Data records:

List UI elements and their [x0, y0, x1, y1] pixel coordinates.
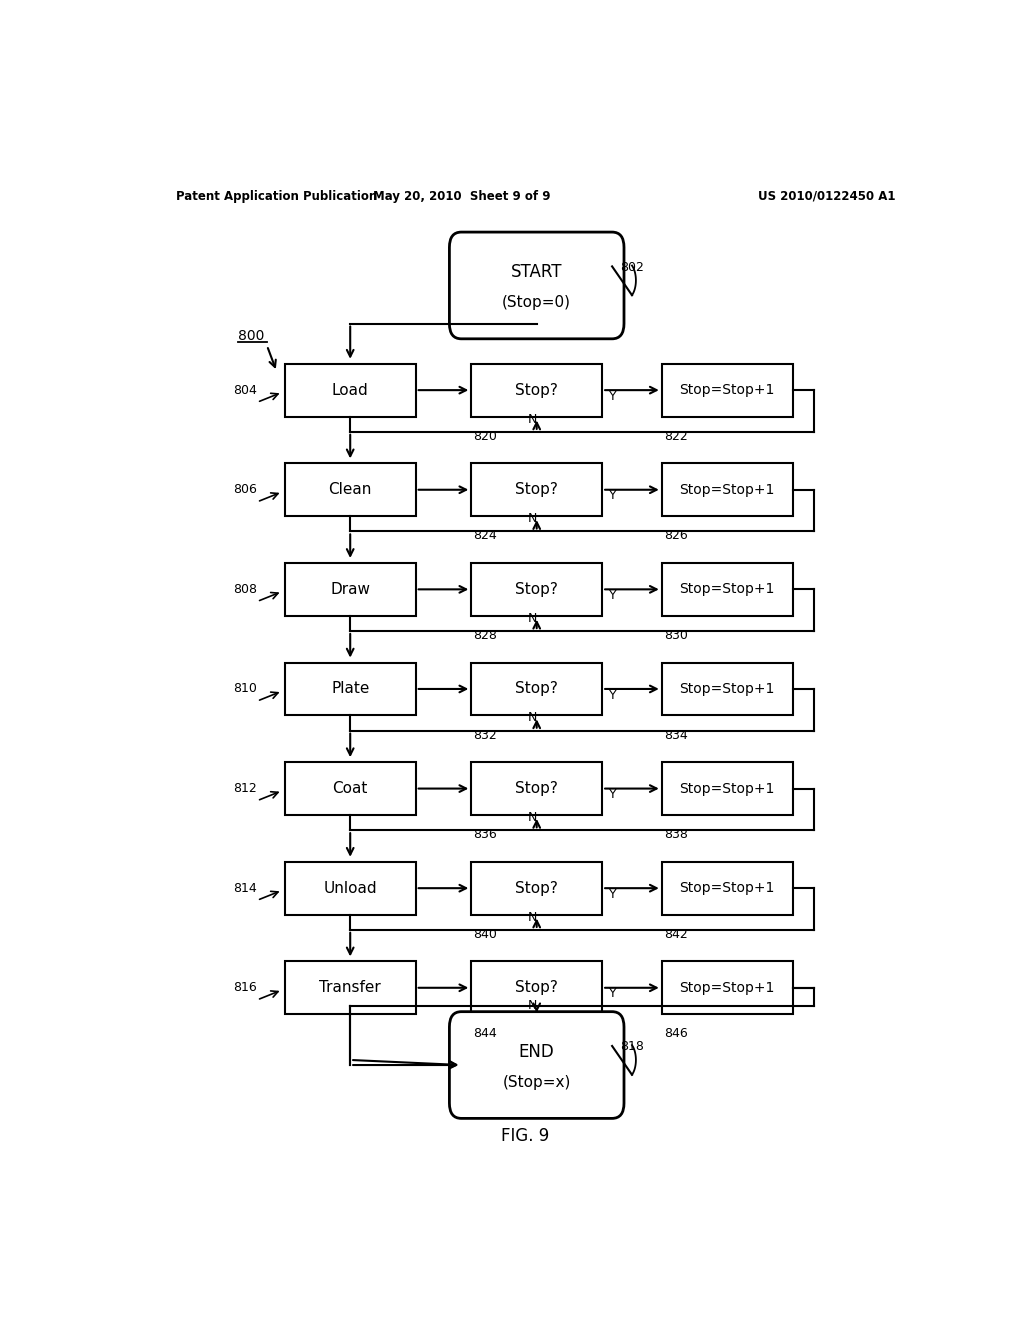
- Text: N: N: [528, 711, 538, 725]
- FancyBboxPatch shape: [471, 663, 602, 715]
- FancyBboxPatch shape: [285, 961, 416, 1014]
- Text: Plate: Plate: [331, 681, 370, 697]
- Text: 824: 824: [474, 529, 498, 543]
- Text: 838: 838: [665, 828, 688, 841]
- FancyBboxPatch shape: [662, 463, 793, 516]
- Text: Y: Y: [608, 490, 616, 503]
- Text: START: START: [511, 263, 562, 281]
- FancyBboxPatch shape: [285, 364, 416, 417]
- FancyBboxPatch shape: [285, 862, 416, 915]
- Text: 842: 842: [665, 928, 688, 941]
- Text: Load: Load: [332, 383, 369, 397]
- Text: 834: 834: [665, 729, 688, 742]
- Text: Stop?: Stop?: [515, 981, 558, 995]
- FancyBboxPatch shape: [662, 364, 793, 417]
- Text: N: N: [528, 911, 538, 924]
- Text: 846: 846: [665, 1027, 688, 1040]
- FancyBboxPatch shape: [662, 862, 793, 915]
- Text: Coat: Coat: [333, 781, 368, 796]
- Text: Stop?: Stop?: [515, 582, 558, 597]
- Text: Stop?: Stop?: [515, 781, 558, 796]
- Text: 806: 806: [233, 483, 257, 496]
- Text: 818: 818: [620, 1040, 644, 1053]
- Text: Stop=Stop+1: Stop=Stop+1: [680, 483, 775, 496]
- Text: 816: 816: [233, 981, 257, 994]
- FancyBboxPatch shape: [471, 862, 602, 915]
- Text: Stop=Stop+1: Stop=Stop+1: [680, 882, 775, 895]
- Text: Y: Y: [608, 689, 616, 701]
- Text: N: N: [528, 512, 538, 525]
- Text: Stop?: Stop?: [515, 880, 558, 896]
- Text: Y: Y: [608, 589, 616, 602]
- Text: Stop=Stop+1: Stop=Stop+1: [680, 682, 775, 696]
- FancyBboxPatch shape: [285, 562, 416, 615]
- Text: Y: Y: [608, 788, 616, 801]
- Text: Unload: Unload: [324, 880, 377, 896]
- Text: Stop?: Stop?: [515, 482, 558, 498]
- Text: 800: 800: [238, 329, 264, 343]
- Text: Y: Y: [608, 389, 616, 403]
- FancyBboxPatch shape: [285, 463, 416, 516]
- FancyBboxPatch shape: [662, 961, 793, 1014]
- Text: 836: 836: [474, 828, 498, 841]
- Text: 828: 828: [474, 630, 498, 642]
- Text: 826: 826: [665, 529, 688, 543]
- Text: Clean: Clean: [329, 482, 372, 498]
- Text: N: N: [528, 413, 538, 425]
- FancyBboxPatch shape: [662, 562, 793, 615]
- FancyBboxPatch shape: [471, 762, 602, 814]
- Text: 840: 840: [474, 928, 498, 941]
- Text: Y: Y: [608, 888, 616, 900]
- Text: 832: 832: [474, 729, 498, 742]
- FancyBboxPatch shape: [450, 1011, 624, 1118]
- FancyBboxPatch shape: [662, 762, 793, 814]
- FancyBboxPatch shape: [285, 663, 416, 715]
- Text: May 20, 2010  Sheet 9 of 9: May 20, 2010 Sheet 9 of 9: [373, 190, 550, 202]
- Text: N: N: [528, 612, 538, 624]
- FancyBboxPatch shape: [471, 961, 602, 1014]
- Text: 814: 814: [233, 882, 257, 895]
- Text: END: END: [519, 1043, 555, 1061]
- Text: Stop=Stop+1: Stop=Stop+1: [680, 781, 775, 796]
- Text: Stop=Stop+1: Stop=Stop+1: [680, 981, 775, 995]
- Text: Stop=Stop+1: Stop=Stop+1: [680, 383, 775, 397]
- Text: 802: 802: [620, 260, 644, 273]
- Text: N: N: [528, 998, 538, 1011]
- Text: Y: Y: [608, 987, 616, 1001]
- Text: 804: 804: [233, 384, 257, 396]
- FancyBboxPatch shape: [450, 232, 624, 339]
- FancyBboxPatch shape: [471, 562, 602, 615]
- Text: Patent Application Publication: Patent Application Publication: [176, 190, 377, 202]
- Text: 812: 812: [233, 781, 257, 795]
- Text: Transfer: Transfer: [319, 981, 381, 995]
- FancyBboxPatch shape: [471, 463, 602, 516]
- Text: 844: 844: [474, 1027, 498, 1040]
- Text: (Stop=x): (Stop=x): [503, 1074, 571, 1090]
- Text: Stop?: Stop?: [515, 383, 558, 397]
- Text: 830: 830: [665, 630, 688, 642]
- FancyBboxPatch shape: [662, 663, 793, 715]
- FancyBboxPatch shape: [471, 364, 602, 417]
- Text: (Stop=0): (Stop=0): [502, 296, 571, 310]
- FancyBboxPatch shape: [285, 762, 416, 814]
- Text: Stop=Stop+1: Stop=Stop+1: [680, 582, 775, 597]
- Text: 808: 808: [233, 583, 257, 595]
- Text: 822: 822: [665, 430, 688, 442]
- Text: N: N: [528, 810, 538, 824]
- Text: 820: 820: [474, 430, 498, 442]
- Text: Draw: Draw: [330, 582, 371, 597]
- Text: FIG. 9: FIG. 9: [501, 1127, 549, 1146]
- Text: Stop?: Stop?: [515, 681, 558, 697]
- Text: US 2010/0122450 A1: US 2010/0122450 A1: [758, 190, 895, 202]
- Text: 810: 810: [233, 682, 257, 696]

§ SET TASK: Return the lines in the entries above exactly, starting at the line that contains "- Text: N: N: [528, 711, 538, 725]" and ending after the line that contains "- FancyBboxPatch shape: [662, 463, 793, 516]".

§ SOLUTION TO THIS PROBLEM:
- Text: N: N: [528, 711, 538, 725]
- FancyBboxPatch shape: [471, 663, 602, 715]
- FancyBboxPatch shape: [285, 961, 416, 1014]
- Text: Plate: Plate: [331, 681, 370, 697]
- Text: 824: 824: [474, 529, 498, 543]
- Text: 838: 838: [665, 828, 688, 841]
- FancyBboxPatch shape: [662, 463, 793, 516]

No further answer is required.